▸ **To be done**
Write out the full listing exactly as given, minus the images.

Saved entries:
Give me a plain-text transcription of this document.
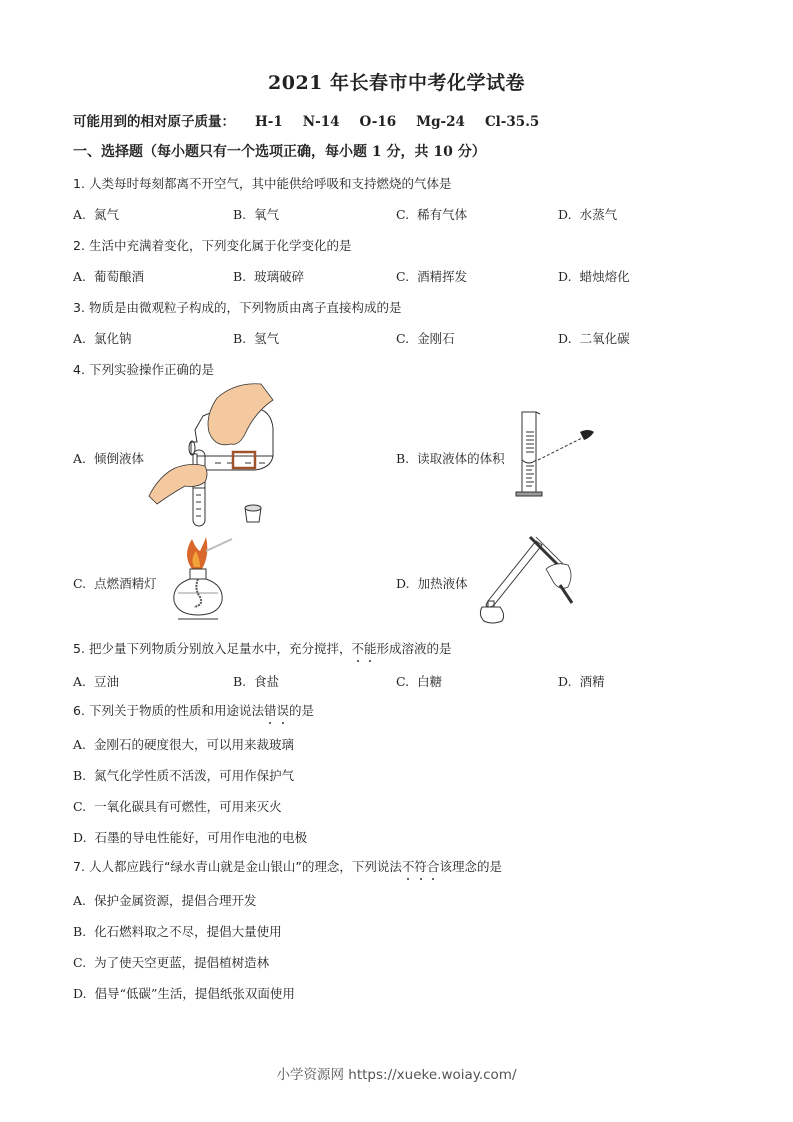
2021 年长春市中考化学试卷
可能用到的相对原子质量： H-1 N-14 O-16 Mg-24 Cl-35.5
一、选择题（每小题只有一个选项正确，每小题 1 分，共 10 分）
1. 人类每时每刻都离不开空气，其中能供给呼吸和支持燃烧的气体是
A. 氮气	B. 氧气	C. 稀有气体	D. 水蒸气
2. 生活中充满着变化，下列变化属于化学变化的是
A. 葡萄酿酒	B. 玻璃破碎	C. 酒精挥发	D. 蜡烛熔化
3. 物质是由微观粒子构成的，下列物质由离子直接构成的是
A. 氯化钠	B. 氢气	C. 金刚石	D. 二氧化碳
4. 下列实验操作正确的是
A. 倾倒液体	B. 读取液体的体积
C. 点燃酒精灯	D. 加热液体
5. 把少量下列物质分别放入足量水中，充分搅拌，不能形成溶液的是
A. 豆油	B. 食盐	C. 白糖	D. 酒精
6. 下列关于物质的性质和用途说法错误的是
A. 金刚石的硬度很大，可以用来裁玻璃
B. 氮气化学性质不活泼，可用作保护气
C. 一氧化碳具有可燃性，可用来灭火
D. 石墨的导电性能好，可用作电池的电极
7. 人人都应践行“绿水青山就是金山银山”的理念，下列说法不符合该理念的是
A. 保护金属资源，提倡合理开发
B. 化石燃料取之不尽，提倡大量使用
C. 为了使天空更蓝，提倡植树造林
D. 倡导“低碳”生活，提倡纸张双面使用
小学资源网 https://xueke.woiay.com/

▸ **Exercise output**
Give me a plain-text transcription of this document.
2021 年长春市中考化学试卷
可能用到的相对原子质量： H-1 N-14 O-16 Mg-24 Cl-35.5
一、选择题（每小题只有一个选项正确，每小题 1 分，共 10 分）
1. 人类每时每刻都离不开空气，其中能供给呼吸和支持燃烧的气体是
A. 氮气	B. 氧气	C. 稀有气体	D. 水蒸气
2. 生活中充满着变化，下列变化属于化学变化的是
A. 葡萄酿酒	B. 玻璃破碎	C. 酒精挥发	D. 蜡烛熔化
3. 物质是由微观粒子构成的，下列物质由离子直接构成的是
A. 氯化钠	B. 氢气	C. 金刚石	D. 二氧化碳
4. 下列实验操作正确的是
A. 倾倒液体	B. 读取液体的体积
C. 点燃酒精灯	D. 加热液体
5. 把少量下列物质分别放入足量水中，充分搅拌，不能形成溶液的是
A. 豆油	B. 食盐	C. 白糖	D. 酒精
6. 下列关于物质的性质和用途说法错误的是
A. 金刚石的硬度很大，可以用来裁玻璃
B. 氮气化学性质不活泼，可用作保护气
C. 一氧化碳具有可燃性，可用来灭火
D. 石墨的导电性能好，可用作电池的电极
7. 人人都应践行“绿水青山就是金山银山”的理念，下列说法不符合该理念的是
A. 保护金属资源，提倡合理开发
B. 化石燃料取之不尽，提倡大量使用
C. 为了使天空更蓝，提倡植树造林
D. 倡导“低碳”生活，提倡纸张双面使用
小学资源网 https://xueke.woiay.com/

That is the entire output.